▸ BRANO DEL DOCUMENTO:
Tac e risonanze, i rischi degli agenti di contrasto. Restano nel cervello?

di Redazione Blitz
Pubblicato il 1 Settembre 2017 - 05:00 OLTRE 6 MESI FA
Tac e risonanze, i rischi degli agenti di contrasto. Restano nel cervello?

Tac e risonanze, i rischi degli agenti di contrasto. Restano nel cervello?

ROMA – Gli agenti di contrasto utilizzati per tac e risonanze rimangono nel cervello? Un nuovo studio mette sotto accusa il gadolinio, un metallo pesante presente in diversi mezzi di contrasto, che non verrebbe del tutto espulso dal corpo ma resta depositato nel cervello. Per questo motivo l’Ema, il Comitato di valutazione dei rischi per la farmacovigilanza europeo, ha lanciato un warning e disposto nuove linee guida che ne limitino l’utilizzo nei pazienti che devono sottoporsi a questo tipo di esami.

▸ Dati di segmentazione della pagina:
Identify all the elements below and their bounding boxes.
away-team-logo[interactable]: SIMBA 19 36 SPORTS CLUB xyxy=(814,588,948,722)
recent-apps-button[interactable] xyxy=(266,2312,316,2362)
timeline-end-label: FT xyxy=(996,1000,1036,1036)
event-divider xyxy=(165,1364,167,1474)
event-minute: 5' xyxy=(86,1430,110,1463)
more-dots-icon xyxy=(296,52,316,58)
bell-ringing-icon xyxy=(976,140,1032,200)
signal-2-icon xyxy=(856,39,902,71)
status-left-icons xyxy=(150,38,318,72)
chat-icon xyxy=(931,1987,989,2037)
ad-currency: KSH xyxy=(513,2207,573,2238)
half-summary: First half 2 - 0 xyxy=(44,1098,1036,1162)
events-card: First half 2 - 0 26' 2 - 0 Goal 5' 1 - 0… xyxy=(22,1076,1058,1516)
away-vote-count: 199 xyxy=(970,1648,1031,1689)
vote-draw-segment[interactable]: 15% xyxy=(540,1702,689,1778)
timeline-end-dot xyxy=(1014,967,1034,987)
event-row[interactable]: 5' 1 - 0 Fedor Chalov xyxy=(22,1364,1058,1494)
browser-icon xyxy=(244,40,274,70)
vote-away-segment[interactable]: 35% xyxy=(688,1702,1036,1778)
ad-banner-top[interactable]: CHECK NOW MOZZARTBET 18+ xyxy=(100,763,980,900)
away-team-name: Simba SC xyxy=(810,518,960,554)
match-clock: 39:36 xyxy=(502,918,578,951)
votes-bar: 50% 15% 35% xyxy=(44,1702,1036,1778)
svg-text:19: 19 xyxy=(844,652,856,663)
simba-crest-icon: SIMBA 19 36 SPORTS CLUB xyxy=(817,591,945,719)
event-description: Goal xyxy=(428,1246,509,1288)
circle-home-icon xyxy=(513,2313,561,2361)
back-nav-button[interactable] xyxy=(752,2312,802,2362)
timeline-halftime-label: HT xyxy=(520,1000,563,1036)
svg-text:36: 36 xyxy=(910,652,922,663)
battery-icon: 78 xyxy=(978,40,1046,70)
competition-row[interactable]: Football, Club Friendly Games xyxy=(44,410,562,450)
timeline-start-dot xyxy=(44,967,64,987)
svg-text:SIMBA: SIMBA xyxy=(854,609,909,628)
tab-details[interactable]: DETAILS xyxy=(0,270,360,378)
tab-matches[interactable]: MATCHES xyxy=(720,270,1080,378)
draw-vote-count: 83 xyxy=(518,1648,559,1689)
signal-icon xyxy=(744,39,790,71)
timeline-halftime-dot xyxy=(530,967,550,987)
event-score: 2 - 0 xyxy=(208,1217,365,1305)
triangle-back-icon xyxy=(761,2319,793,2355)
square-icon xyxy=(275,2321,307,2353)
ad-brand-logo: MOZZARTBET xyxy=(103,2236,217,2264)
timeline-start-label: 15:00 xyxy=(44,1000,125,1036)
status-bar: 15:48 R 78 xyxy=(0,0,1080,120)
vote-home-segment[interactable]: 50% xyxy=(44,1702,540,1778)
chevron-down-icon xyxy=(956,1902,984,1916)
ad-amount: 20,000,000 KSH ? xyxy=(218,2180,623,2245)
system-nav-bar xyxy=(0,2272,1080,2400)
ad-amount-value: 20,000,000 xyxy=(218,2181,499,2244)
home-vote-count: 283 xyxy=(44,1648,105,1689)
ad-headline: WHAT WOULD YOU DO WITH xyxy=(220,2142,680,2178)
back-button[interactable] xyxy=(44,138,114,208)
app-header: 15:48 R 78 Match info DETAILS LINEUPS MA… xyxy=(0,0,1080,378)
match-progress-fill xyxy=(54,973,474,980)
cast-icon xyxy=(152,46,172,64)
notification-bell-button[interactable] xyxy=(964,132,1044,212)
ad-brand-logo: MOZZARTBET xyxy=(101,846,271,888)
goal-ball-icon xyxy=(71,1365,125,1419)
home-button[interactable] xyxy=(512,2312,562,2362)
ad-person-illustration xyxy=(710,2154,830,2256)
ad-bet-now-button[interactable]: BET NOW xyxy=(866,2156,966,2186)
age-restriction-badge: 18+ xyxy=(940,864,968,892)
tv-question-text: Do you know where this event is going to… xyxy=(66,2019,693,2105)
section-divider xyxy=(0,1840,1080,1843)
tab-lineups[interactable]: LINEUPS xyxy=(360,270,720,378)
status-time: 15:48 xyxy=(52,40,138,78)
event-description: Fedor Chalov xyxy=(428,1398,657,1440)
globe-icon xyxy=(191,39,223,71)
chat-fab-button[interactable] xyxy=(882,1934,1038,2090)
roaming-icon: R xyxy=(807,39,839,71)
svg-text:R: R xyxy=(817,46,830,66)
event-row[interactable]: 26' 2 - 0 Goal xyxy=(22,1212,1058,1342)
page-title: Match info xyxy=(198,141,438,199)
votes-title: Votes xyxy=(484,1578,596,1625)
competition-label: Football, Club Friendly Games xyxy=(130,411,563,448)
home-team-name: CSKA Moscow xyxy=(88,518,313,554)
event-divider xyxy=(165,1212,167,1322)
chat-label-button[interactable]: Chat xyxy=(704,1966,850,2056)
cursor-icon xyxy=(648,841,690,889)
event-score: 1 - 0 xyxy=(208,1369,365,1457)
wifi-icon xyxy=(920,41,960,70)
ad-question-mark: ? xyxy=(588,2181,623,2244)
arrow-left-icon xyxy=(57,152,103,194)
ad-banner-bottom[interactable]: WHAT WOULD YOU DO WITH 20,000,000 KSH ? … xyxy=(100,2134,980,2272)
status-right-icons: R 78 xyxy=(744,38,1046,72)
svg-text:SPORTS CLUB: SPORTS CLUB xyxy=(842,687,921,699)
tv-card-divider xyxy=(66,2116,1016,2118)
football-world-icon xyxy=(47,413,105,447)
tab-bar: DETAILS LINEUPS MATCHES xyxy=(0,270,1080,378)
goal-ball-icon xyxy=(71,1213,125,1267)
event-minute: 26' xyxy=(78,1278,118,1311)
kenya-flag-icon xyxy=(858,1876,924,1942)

▸ ELENCO ATTIVITÀ:
1 – Elenca tutte le caratteristiche che l'articolo sugli agenti di contrasto attribuisce al gadolinio.
2 – Ripeti il passo dell'articolo sugli agenti di contrasto da "di Redazione Blitz" fino a "tipo di esami." incluso.

▸ RISPOSTE ATTESE:
1 –
- È un metallo pesante.
- È presente in diversi mezzi di contrasto.
- Non verrebbe del tutto espulso dal corpo.
- Resta depositato nel cervello.

2 –
di Redazione Blitz
Pubblicato il 1 Settembre 2017 - 05:00 OLTRE 6 MESI FA
Tac e risonanze, i rischi degli agenti di contrasto. Restano nel cervello?

Tac e risonanze, i rischi degli agenti di contrasto. Restano nel cervello?

ROMA – Gli agenti di contrasto utilizzati per tac e risonanze rimangono nel cervello? Un nuovo studio mette sotto accusa il gadolinio, un metallo pesante presente in diversi mezzi di contrasto, che non verrebbe del tutto espulso dal corpo ma resta depositato nel cervello. Per questo motivo l’Ema, il Comitato di valutazione dei rischi per la farmacovigilanza europeo, ha lanciato un warning e disposto nuove linee guida che ne limitino l’utilizzo nei pazienti che devono sottoporsi a questo tipo di esami.